▶ _WORK REQUEST_: Every entry must be repeated exactly. Exclude all pictures.

------------

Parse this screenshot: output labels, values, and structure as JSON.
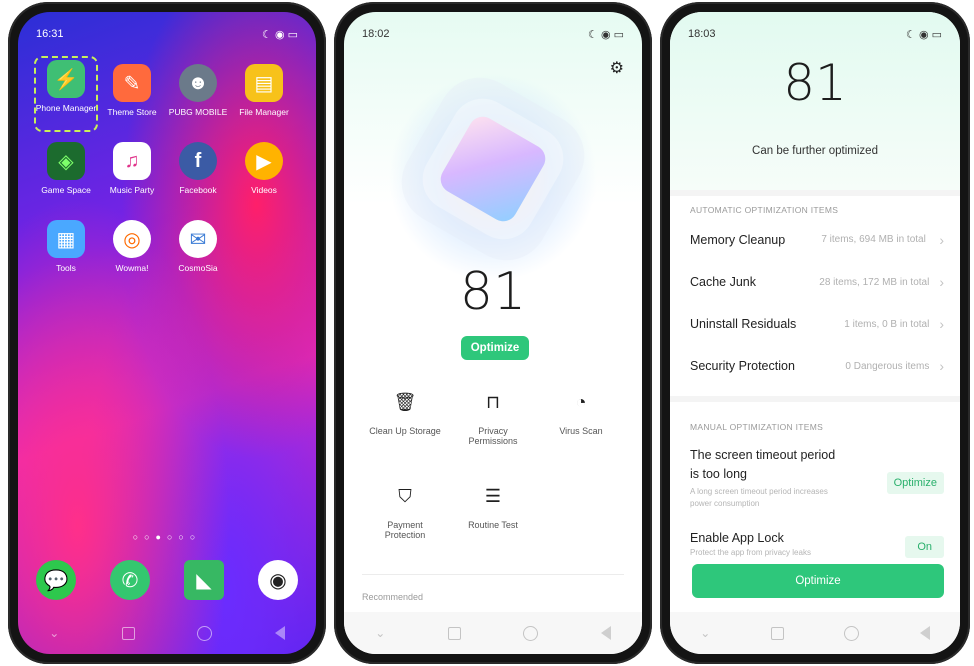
{
  "phone1": {
    "status_time": "16:31",
    "apps": [
      {
        "label": "Phone Manager",
        "icon": "shield-bolt-icon",
        "color": "#3fbf74"
      },
      {
        "label": "Theme Store",
        "icon": "paint-brush-icon",
        "color": "#ff6a3d"
      },
      {
        "label": "PUBG MOBILE",
        "icon": "game-character-icon",
        "color": "#6b7a8a"
      },
      {
        "label": "File Manager",
        "icon": "folder-icon",
        "color": "#f7c21a"
      },
      {
        "label": "Game Space",
        "icon": "game-space-icon",
        "color": "#1c6b2e"
      },
      {
        "label": "Music Party",
        "icon": "music-bars-icon",
        "color": "#ffffff"
      },
      {
        "label": "Facebook",
        "icon": "facebook-icon",
        "color": "#3b5ba5"
      },
      {
        "label": "Videos",
        "icon": "play-icon",
        "color": "#ffb300"
      },
      {
        "label": "Tools",
        "icon": "tools-grid-icon",
        "color": "#4aa8ff"
      },
      {
        "label": "Wowma!",
        "icon": "wowma-icon",
        "color": "#ffffff"
      },
      {
        "label": "CosmoSia",
        "icon": "cosmosia-icon",
        "color": "#ffffff"
      }
    ],
    "dock": [
      {
        "icon": "wechat-icon",
        "color": "#2dc84d"
      },
      {
        "icon": "phone-icon",
        "color": "#34c76f"
      },
      {
        "icon": "message-icon",
        "color": "#37b863"
      },
      {
        "icon": "camera-icon",
        "color": "#ffffff"
      }
    ]
  },
  "phone2": {
    "status_time": "18:02",
    "score": "81",
    "optimize_label": "Optimize",
    "features": [
      {
        "label": "Clean Up Storage",
        "icon": "trash-icon"
      },
      {
        "label": "Privacy Permissions",
        "icon": "privacy-lock-icon"
      },
      {
        "label": "Virus Scan",
        "icon": "scan-gauge-icon"
      },
      {
        "label": "Payment Protection",
        "icon": "shield-icon"
      },
      {
        "label": "Routine Test",
        "icon": "routine-test-icon"
      }
    ],
    "recommended_label": "Recommended"
  },
  "phone3": {
    "status_time": "18:03",
    "score": "81",
    "subtitle": "Can be further optimized",
    "auto_section": "AUTOMATIC OPTIMIZATION ITEMS",
    "auto_items": [
      {
        "label": "Memory Cleanup",
        "value": "7 items, 694 MB in total"
      },
      {
        "label": "Cache Junk",
        "value": "28 items, 172 MB in total"
      },
      {
        "label": "Uninstall Residuals",
        "value": "1 items, 0 B in total"
      },
      {
        "label": "Security Protection",
        "value": "0 Dangerous items"
      }
    ],
    "manual_section": "MANUAL OPTIMIZATION ITEMS",
    "manual_items": [
      {
        "title_line1": "The screen timeout period",
        "title_line2": "is too long",
        "desc": "A long screen timeout period increases power consumption",
        "action": "Optimize"
      },
      {
        "title_line1": "Enable App Lock",
        "desc": "Protect the app from privacy leaks",
        "action": "On"
      }
    ],
    "optimize_label": "Optimize"
  },
  "colors": {
    "accent_green": "#2ec77b"
  }
}
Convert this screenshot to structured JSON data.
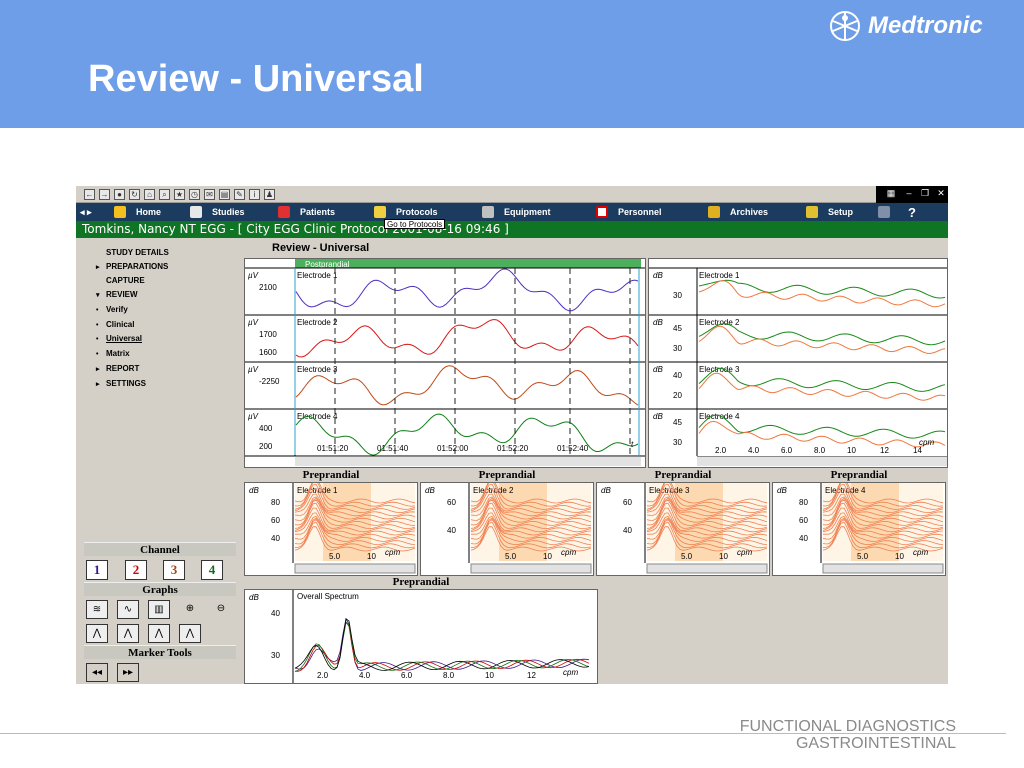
{
  "slide": {
    "title": "Review - Universal",
    "logo": "Medtronic",
    "footer_line1": "FUNCTIONAL DIAGNOSTICS",
    "footer_line2": "GASTROINTESTINAL"
  },
  "app": {
    "nav": [
      "Home",
      "Studies",
      "Patients",
      "Protocols",
      "Equipment",
      "Personnel",
      "Archives",
      "Setup"
    ],
    "help": "?",
    "tooltip": "Go to Protocols",
    "header": "Tomkins, Nancy  NT  EGG  - [ City EGG Clinic Protocol   2001-08-16  09:46 ]",
    "page_title": "Review - Universal",
    "sidebar": [
      {
        "label": "STUDY DETAILS",
        "marker": ""
      },
      {
        "label": "PREPARATIONS",
        "marker": "▸"
      },
      {
        "label": "CAPTURE",
        "marker": ""
      },
      {
        "label": "REVIEW",
        "marker": "▾"
      },
      {
        "label": "Verify",
        "marker": "•"
      },
      {
        "label": "Clinical",
        "marker": "•"
      },
      {
        "label": "Universal",
        "marker": "•"
      },
      {
        "label": "Matrix",
        "marker": "•"
      },
      {
        "label": "REPORT",
        "marker": "▸"
      },
      {
        "label": "SETTINGS",
        "marker": "▸"
      }
    ],
    "channel_title": "Channel",
    "channels": [
      "1",
      "2",
      "3",
      "4"
    ],
    "channel_colors": [
      "#3a1a8a",
      "#d00000",
      "#b04010",
      "#107010"
    ],
    "graphs_title": "Graphs",
    "marker_title": "Marker Tools",
    "marker_buttons": [
      "◂◂",
      "▸▸"
    ]
  },
  "chart_data": [
    {
      "type": "line",
      "title": "Postprandial",
      "series": [
        {
          "name": "Electrode 1",
          "unit": "µV",
          "yticks": [
            "2100"
          ]
        },
        {
          "name": "Electrode 2",
          "unit": "µV",
          "yticks": [
            "1700",
            "1600"
          ]
        },
        {
          "name": "Electrode 3",
          "unit": "µV",
          "yticks": [
            "-2250"
          ]
        },
        {
          "name": "Electrode 4",
          "unit": "µV",
          "yticks": [
            "400",
            "200"
          ]
        }
      ],
      "x_ticks": [
        "01:51:20",
        "01:51:40",
        "01:52:00",
        "01:52:20",
        "01:52:40"
      ],
      "x_end": "t"
    },
    {
      "type": "line",
      "series": [
        {
          "name": "Electrode 1",
          "unit": "dB",
          "yticks": [
            "30"
          ]
        },
        {
          "name": "Electrode 2",
          "unit": "dB",
          "yticks": [
            "45",
            "30"
          ]
        },
        {
          "name": "Electrode 3",
          "unit": "dB",
          "yticks": [
            "40",
            "20"
          ]
        },
        {
          "name": "Electrode 4",
          "unit": "dB",
          "yticks": [
            "45",
            "30"
          ]
        }
      ],
      "x_ticks": [
        "2.0",
        "4.0",
        "6.0",
        "8.0",
        "10",
        "12",
        "14"
      ],
      "x_unit": "cpm"
    },
    {
      "type": "area",
      "title": "Preprandial",
      "panels": [
        {
          "name": "Electrode 1",
          "unit": "dB",
          "yticks": [
            "80",
            "60",
            "40"
          ],
          "x_ticks": [
            "5.0",
            "10"
          ],
          "x_unit": "cpm"
        },
        {
          "name": "Electrode 2",
          "unit": "dB",
          "yticks": [
            "60",
            "40"
          ],
          "x_ticks": [
            "5.0",
            "10"
          ],
          "x_unit": "cpm"
        },
        {
          "name": "Electrode 3",
          "unit": "dB",
          "yticks": [
            "60",
            "40"
          ],
          "x_ticks": [
            "5.0",
            "10"
          ],
          "x_unit": "cpm"
        },
        {
          "name": "Electrode 4",
          "unit": "dB",
          "yticks": [
            "80",
            "60",
            "40"
          ],
          "x_ticks": [
            "5.0",
            "10"
          ],
          "x_unit": "cpm"
        }
      ]
    },
    {
      "type": "line",
      "title": "Preprandial",
      "name": "Overall Spectrum",
      "unit": "dB",
      "yticks": [
        "40",
        "30"
      ],
      "x_ticks": [
        "2.0",
        "4.0",
        "6.0",
        "8.0",
        "10",
        "12"
      ],
      "x_unit": "cpm"
    }
  ]
}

------------

▶ _RESULT FOR THIS EXERCISE_:
Parse this screenshot: output labels, values, and structure as JSON.
{
  "phone1": {
    "status_time": "16:31",
    "apps": [
      {
        "label": "Phone Manager",
        "icon": "shield-bolt-icon",
        "color": "#3fbf74"
      },
      {
        "label": "Theme Store",
        "icon": "paint-brush-icon",
        "color": "#ff6a3d"
      },
      {
        "label": "PUBG MOBILE",
        "icon": "game-character-icon",
        "color": "#6b7a8a"
      },
      {
        "label": "File Manager",
        "icon": "folder-icon",
        "color": "#f7c21a"
      },
      {
        "label": "Game Space",
        "icon": "game-space-icon",
        "color": "#1c6b2e"
      },
      {
        "label": "Music Party",
        "icon": "music-bars-icon",
        "color": "#ffffff"
      },
      {
        "label": "Facebook",
        "icon": "facebook-icon",
        "color": "#3b5ba5"
      },
      {
        "label": "Videos",
        "icon": "play-icon",
        "color": "#ffb300"
      },
      {
        "label": "Tools",
        "icon": "tools-grid-icon",
        "color": "#4aa8ff"
      },
      {
        "label": "Wowma!",
        "icon": "wowma-icon",
        "color": "#ffffff"
      },
      {
        "label": "CosmoSia",
        "icon": "cosmosia-icon",
        "color": "#ffffff"
      }
    ],
    "dock": [
      {
        "icon": "wechat-icon",
        "color": "#2dc84d"
      },
      {
        "icon": "phone-icon",
        "color": "#34c76f"
      },
      {
        "icon": "message-icon",
        "color": "#37b863"
      },
      {
        "icon": "camera-icon",
        "color": "#ffffff"
      }
    ]
  },
  "phone2": {
    "status_time": "18:02",
    "score": "81",
    "optimize_label": "Optimize",
    "features": [
      {
        "label": "Clean Up Storage",
        "icon": "trash-icon"
      },
      {
        "label": "Privacy Permissions",
        "icon": "privacy-lock-icon"
      },
      {
        "label": "Virus Scan",
        "icon": "scan-gauge-icon"
      },
      {
        "label": "Payment Protection",
        "icon": "shield-icon"
      },
      {
        "label": "Routine Test",
        "icon": "routine-test-icon"
      }
    ],
    "recommended_label": "Recommended"
  },
  "phone3": {
    "status_time": "18:03",
    "score": "81",
    "subtitle": "Can be further optimized",
    "auto_section": "AUTOMATIC OPTIMIZATION ITEMS",
    "auto_items": [
      {
        "label": "Memory Cleanup",
        "value": "7 items, 694 MB in total"
      },
      {
        "label": "Cache Junk",
        "value": "28 items, 172 MB in total"
      },
      {
        "label": "Uninstall Residuals",
        "value": "1 items, 0 B in total"
      },
      {
        "label": "Security Protection",
        "value": "0 Dangerous items"
      }
    ],
    "manual_section": "MANUAL OPTIMIZATION ITEMS",
    "manual_items": [
      {
        "title_line1": "The screen timeout period",
        "title_line2": "is too long",
        "desc": "A long screen timeout period increases power consumption",
        "action": "Optimize"
      },
      {
        "title_line1": "Enable App Lock",
        "desc": "Protect the app from privacy leaks",
        "action": "On"
      }
    ],
    "optimize_label": "Optimize"
  },
  "colors": {
    "accent_green": "#2ec77b"
  }
}
Convert this screenshot to structured JSON data.
{
  "slide": {
    "title": "Review - Universal",
    "logo": "Medtronic",
    "footer_line1": "FUNCTIONAL DIAGNOSTICS",
    "footer_line2": "GASTROINTESTINAL"
  },
  "app": {
    "nav": [
      "Home",
      "Studies",
      "Patients",
      "Protocols",
      "Equipment",
      "Personnel",
      "Archives",
      "Setup"
    ],
    "help": "?",
    "tooltip": "Go to Protocols",
    "header": "Tomkins, Nancy  NT  EGG  - [ City EGG Clinic Protocol   2001-08-16  09:46 ]",
    "page_title": "Review - Universal",
    "sidebar": [
      {
        "label": "STUDY DETAILS",
        "marker": ""
      },
      {
        "label": "PREPARATIONS",
        "marker": "▸"
      },
      {
        "label": "CAPTURE",
        "marker": ""
      },
      {
        "label": "REVIEW",
        "marker": "▾"
      },
      {
        "label": "Verify",
        "marker": "•"
      },
      {
        "label": "Clinical",
        "marker": "•"
      },
      {
        "label": "Universal",
        "marker": "•"
      },
      {
        "label": "Matrix",
        "marker": "•"
      },
      {
        "label": "REPORT",
        "marker": "▸"
      },
      {
        "label": "SETTINGS",
        "marker": "▸"
      }
    ],
    "channel_title": "Channel",
    "channels": [
      "1",
      "2",
      "3",
      "4"
    ],
    "channel_colors": [
      "#3a1a8a",
      "#d00000",
      "#b04010",
      "#107010"
    ],
    "graphs_title": "Graphs",
    "marker_title": "Marker Tools",
    "marker_buttons": [
      "◂◂",
      "▸▸"
    ]
  },
  "chart_data": [
    {
      "type": "line",
      "title": "Postprandial",
      "series": [
        {
          "name": "Electrode 1",
          "unit": "µV",
          "yticks": [
            "2100"
          ]
        },
        {
          "name": "Electrode 2",
          "unit": "µV",
          "yticks": [
            "1700",
            "1600"
          ]
        },
        {
          "name": "Electrode 3",
          "unit": "µV",
          "yticks": [
            "-2250"
          ]
        },
        {
          "name": "Electrode 4",
          "unit": "µV",
          "yticks": [
            "400",
            "200"
          ]
        }
      ],
      "x_ticks": [
        "01:51:20",
        "01:51:40",
        "01:52:00",
        "01:52:20",
        "01:52:40"
      ],
      "x_end": "t"
    },
    {
      "type": "line",
      "series": [
        {
          "name": "Electrode 1",
          "unit": "dB",
          "yticks": [
            "30"
          ]
        },
        {
          "name": "Electrode 2",
          "unit": "dB",
          "yticks": [
            "45",
            "30"
          ]
        },
        {
          "name": "Electrode 3",
          "unit": "dB",
          "yticks": [
            "40",
            "20"
          ]
        },
        {
          "name": "Electrode 4",
          "unit": "dB",
          "yticks": [
            "45",
            "30"
          ]
        }
      ],
      "x_ticks": [
        "2.0",
        "4.0",
        "6.0",
        "8.0",
        "10",
        "12",
        "14"
      ],
      "x_unit": "cpm"
    },
    {
      "type": "area",
      "title": "Preprandial",
      "panels": [
        {
          "name": "Electrode 1",
          "unit": "dB",
          "yticks": [
            "80",
            "60",
            "40"
          ],
          "x_ticks": [
            "5.0",
            "10"
          ],
          "x_unit": "cpm"
        },
        {
          "name": "Electrode 2",
          "unit": "dB",
          "yticks": [
            "60",
            "40"
          ],
          "x_ticks": [
            "5.0",
            "10"
          ],
          "x_unit": "cpm"
        },
        {
          "name": "Electrode 3",
          "unit": "dB",
          "yticks": [
            "60",
            "40"
          ],
          "x_ticks": [
            "5.0",
            "10"
          ],
          "x_unit": "cpm"
        },
        {
          "name": "Electrode 4",
          "unit": "dB",
          "yticks": [
            "80",
            "60",
            "40"
          ],
          "x_ticks": [
            "5.0",
            "10"
          ],
          "x_unit": "cpm"
        }
      ]
    },
    {
      "type": "line",
      "title": "Preprandial",
      "name": "Overall Spectrum",
      "unit": "dB",
      "yticks": [
        "40",
        "30"
      ],
      "x_ticks": [
        "2.0",
        "4.0",
        "6.0",
        "8.0",
        "10",
        "12"
      ],
      "x_unit": "cpm"
    }
  ]
}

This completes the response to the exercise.